Data lines:

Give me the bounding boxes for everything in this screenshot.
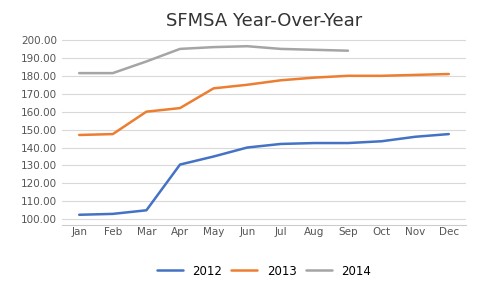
2012 <box>244 146 250 149</box>
2013 <box>379 74 384 77</box>
2014 <box>345 49 351 52</box>
Line: 2013: 2013 <box>79 74 449 135</box>
2013 <box>244 83 250 86</box>
2014 <box>312 48 317 52</box>
2013 <box>278 79 284 82</box>
2012 <box>278 142 284 146</box>
2012 <box>446 132 452 136</box>
2014 <box>177 47 183 51</box>
Line: 2012: 2012 <box>79 134 449 215</box>
2014 <box>110 71 116 75</box>
2014 <box>76 71 82 75</box>
Line: 2014: 2014 <box>79 46 348 73</box>
2012 <box>345 141 351 145</box>
2013 <box>412 73 418 77</box>
2013 <box>312 76 317 79</box>
Legend: 2012, 2013, 2014: 2012, 2013, 2014 <box>156 265 372 278</box>
2013 <box>144 110 149 113</box>
2012 <box>412 135 418 139</box>
2014 <box>211 46 216 49</box>
2012 <box>144 209 149 212</box>
2013 <box>446 72 452 76</box>
2012 <box>312 141 317 145</box>
2013 <box>345 74 351 77</box>
Title: SFMSA Year-Over-Year: SFMSA Year-Over-Year <box>166 12 362 30</box>
2013 <box>177 106 183 110</box>
2013 <box>110 132 116 136</box>
2012 <box>76 213 82 217</box>
2013 <box>211 87 216 90</box>
2014 <box>144 60 149 63</box>
2012 <box>379 139 384 143</box>
2014 <box>244 44 250 48</box>
2014 <box>278 47 284 51</box>
2012 <box>177 163 183 166</box>
2012 <box>211 155 216 158</box>
2013 <box>76 133 82 137</box>
2012 <box>110 212 116 216</box>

What you have to do -> Can you return, unchanged, every line of the entries from the one holding "2012 <box>244 146 250 149</box>" through the last line, with both ends included?

Written response ->
2012 <box>244 146 250 149</box>
2013 <box>379 74 384 77</box>
2014 <box>345 49 351 52</box>
Line: 2013: 2013 <box>79 74 449 135</box>
2013 <box>244 83 250 86</box>
2014 <box>312 48 317 52</box>
2013 <box>278 79 284 82</box>
2012 <box>278 142 284 146</box>
2012 <box>446 132 452 136</box>
2014 <box>177 47 183 51</box>
Line: 2012: 2012 <box>79 134 449 215</box>
2014 <box>110 71 116 75</box>
2014 <box>76 71 82 75</box>
Line: 2014: 2014 <box>79 46 348 73</box>
2012 <box>345 141 351 145</box>
2013 <box>412 73 418 77</box>
2013 <box>312 76 317 79</box>
Legend: 2012, 2013, 2014: 2012, 2013, 2014 <box>156 265 372 278</box>
2013 <box>144 110 149 113</box>
2012 <box>412 135 418 139</box>
2014 <box>211 46 216 49</box>
2012 <box>144 209 149 212</box>
2013 <box>446 72 452 76</box>
2012 <box>312 141 317 145</box>
2013 <box>345 74 351 77</box>
Title: SFMSA Year-Over-Year: SFMSA Year-Over-Year <box>166 12 362 30</box>
2013 <box>177 106 183 110</box>
2013 <box>110 132 116 136</box>
2012 <box>76 213 82 217</box>
2013 <box>211 87 216 90</box>
2014 <box>144 60 149 63</box>
2012 <box>379 139 384 143</box>
2014 <box>244 44 250 48</box>
2014 <box>278 47 284 51</box>
2012 <box>177 163 183 166</box>
2012 <box>211 155 216 158</box>
2013 <box>76 133 82 137</box>
2012 <box>110 212 116 216</box>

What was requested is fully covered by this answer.